GIVEN TEXT:

-- Opening Marker --

The EPA's Risky Reasoning: Recent Revisions to the Air Quality Standards Show a Worrisome Misuse of Science
Coglianese, Cary, Marchant, Gary E., Regulation
FOR REGULATORY DECISIONMAKERS, science provides a systematic basis for understanding policy problems and the consequences of different policy options. Thus, scientific evidence needs to play a key role in agency decision-making. But even though science is valuable for what it can tell administrators about policy problems and their possible solutions, science does not by itself provide a complete reason for a policy decision because it does not address the normative aspects of administrative policymaking.
The Environmental Protection Agency's efforts to justify recent changes to its National Ambient Air Quality Standards (NAAQS) for ozone and particulate matter (PM) exemplify the use--and misuse--of science by government agencies. Given the way the EPA and the courts have interpreted the Clean Air Act, the agency has been able to cloak its policy judgments under the guise of scientific objectivity. By doing this, the EPA has evaded accountability for a shifting set of policy positions that have major implications for public health and the economy. The EPA'S incoherent approach to its NAAQS decisions ultimately fails to live up to the aspiration for reasoned decision-making that under-girds contemporary administrative law in the United States.

-- Closing Marker --

SUPPLIED MATERIAL:
-- Opening Marker --

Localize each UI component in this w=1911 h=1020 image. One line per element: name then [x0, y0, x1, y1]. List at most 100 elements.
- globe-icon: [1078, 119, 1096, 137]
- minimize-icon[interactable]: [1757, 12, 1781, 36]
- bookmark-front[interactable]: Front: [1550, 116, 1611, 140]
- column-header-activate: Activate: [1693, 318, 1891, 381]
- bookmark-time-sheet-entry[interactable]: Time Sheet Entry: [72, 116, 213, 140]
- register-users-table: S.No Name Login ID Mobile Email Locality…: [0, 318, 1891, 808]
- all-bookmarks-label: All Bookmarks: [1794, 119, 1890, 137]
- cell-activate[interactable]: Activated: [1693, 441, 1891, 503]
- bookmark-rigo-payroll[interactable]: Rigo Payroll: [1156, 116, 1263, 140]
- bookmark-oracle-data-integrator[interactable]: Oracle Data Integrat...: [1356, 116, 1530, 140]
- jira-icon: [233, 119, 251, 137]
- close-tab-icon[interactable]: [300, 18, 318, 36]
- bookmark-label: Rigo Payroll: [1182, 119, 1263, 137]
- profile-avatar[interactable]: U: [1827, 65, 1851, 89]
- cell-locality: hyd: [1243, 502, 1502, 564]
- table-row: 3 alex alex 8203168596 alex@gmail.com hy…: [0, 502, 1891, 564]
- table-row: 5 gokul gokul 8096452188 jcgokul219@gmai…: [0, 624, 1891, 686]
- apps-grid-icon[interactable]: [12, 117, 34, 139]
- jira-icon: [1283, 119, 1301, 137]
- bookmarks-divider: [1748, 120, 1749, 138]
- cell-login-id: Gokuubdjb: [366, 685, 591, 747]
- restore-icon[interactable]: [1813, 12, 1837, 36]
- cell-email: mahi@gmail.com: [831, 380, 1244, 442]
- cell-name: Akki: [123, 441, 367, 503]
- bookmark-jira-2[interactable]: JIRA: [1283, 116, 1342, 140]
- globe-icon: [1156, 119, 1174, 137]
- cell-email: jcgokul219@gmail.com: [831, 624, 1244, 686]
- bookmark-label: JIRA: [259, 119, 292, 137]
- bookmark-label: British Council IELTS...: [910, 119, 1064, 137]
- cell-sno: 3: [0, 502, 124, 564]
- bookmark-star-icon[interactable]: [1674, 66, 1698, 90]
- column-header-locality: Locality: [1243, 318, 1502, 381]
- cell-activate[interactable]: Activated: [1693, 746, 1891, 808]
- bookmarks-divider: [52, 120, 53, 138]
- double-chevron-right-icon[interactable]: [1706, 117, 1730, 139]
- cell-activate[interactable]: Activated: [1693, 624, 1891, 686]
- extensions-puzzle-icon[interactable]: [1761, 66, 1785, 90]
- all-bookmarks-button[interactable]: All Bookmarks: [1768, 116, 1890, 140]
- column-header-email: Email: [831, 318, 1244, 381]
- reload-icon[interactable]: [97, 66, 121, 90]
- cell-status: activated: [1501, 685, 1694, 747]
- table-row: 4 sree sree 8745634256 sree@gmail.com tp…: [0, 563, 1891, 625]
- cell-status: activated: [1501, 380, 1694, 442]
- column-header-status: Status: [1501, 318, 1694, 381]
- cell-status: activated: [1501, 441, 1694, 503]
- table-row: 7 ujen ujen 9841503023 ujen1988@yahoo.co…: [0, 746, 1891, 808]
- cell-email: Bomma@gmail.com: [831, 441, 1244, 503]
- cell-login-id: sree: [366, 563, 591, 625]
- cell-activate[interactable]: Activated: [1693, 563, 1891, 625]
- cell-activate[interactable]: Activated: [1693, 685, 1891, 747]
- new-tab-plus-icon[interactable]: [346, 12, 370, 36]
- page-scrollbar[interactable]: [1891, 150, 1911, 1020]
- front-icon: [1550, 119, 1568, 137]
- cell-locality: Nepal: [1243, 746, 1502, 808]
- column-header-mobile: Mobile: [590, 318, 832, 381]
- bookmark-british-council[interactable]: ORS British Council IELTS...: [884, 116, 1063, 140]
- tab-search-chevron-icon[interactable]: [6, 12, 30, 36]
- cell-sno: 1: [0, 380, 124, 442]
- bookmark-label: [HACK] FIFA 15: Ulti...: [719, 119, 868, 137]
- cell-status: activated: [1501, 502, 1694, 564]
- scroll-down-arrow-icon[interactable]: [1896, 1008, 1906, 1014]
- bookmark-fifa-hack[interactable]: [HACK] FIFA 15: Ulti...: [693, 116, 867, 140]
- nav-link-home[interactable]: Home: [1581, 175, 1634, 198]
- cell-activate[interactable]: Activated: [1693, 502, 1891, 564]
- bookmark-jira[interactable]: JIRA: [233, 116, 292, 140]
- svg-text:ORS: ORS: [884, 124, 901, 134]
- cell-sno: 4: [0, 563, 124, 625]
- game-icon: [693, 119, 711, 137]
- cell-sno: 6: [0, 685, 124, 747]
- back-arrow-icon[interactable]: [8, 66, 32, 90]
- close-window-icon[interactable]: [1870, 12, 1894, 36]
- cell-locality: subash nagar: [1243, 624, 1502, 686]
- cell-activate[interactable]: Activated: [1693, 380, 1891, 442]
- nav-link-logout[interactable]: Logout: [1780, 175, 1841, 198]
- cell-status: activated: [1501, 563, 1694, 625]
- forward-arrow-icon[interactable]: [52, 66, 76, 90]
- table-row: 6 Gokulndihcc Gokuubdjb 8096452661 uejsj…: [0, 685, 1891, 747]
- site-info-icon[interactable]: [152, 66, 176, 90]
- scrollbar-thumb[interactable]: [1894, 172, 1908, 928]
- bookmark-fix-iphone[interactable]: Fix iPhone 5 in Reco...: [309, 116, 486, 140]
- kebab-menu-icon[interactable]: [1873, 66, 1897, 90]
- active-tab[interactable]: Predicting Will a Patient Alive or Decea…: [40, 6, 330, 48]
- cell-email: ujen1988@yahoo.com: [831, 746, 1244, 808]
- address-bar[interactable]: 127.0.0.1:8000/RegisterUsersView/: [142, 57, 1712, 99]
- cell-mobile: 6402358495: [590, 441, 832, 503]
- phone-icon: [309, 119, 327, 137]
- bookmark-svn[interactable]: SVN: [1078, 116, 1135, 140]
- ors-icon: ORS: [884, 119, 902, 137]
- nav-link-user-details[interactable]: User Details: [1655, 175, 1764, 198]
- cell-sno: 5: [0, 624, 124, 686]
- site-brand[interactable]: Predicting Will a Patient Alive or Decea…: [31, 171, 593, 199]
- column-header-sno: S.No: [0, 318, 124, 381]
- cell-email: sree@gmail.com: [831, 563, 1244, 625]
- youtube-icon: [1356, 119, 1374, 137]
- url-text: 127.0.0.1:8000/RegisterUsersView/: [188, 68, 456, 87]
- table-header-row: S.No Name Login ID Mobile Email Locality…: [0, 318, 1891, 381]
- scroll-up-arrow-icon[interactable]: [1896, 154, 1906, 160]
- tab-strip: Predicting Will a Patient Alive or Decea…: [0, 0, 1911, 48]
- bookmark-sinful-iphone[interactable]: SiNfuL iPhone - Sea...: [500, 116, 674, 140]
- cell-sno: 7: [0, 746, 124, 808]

-- Closing Marker --

ASSIGNMENT 1:
According to the article on the EPA's air quality standards, which two pollutants had their National Ambient Air Quality Standards changed?
ASSIGNMENT 2:
Decide whether each statement agrees with the article on the EPA's air quality standards. Answer yes or no, and quote the deciding words from the article.
(a) Science alone gives a complete reason for a policy decision.
(b) The EPA has escaped accountability for its changing policy positions.
(c) The way the courts have read the Clean Air Act helped the EPA present policy judgments as scientific objectivity.
ASSIGNMENT 3:
Carry on with the article on the EPA's air quality standards, picking up after its final sentence.

RESPONSE 1:
Ozone and particulate matter (PM).

RESPONSE 2:
(a) No: "science does not by itself provide a complete reason for a policy decision"
(b) Yes: "the EPA has evaded accountability for a shifting set of policy positions"
(c) Yes: "Given the way the EPA and the courts have interpreted the Clean Air Act, the agency has been able to cloak its policy judgments under the guise of scientific objectivity"

RESPONSE 3:
SCIENCE AND RISK STANDARDS
Throughout its recent ozone and PM rulemakings, which were finalized in July 1997, the EPA attempted to justify its selection of its air quality standards based solely on scientific evidence regarding the health effects of pollution. By purporting to rely on science to justify normative policy decisions, agencies like the EPA succumb to a category mistake because science speaks to what is rather than to what should be. Relying exclusively on science, as the EPA has done in its ozone and particulate rulemakings, is as misguided as it would be to disregard relevant scientific information altogether.
NON-THRESHOLD POLLUTANTS The Clean Air Act provides that in promulgating a new or revised NAAQS, the EPA must draw upon a "Criteria Document" that reflects "the latest scientific knowledge" of the health effects of the relevant pollutant. Then, under Section 109 of the act, the EPA is to set a standard that is "requisite to protect the public health" with "an adequate margin of safety."
The legislative history of the Clean Air Act provides some additional guidance for construing the brief statutory language. In 1970, when the current language of Section 109 was enacted, the Senate report on the legislation stated that the objective of air quality standards is to ensure "an absence of adverse effects on the health of a statistically related sample of persons in sensitive groups." NAAQS were intended to protect susceptible groups such as "bronchial asthmatics and emphysematics who in the normal course of daily activity are exposed to the ambient environment." Based on this language, the EPA and the courts have construed Section 109 to require air quality standards to "be set at a level at which there is 'an absence of adverse effect' on ... sensitive individuals."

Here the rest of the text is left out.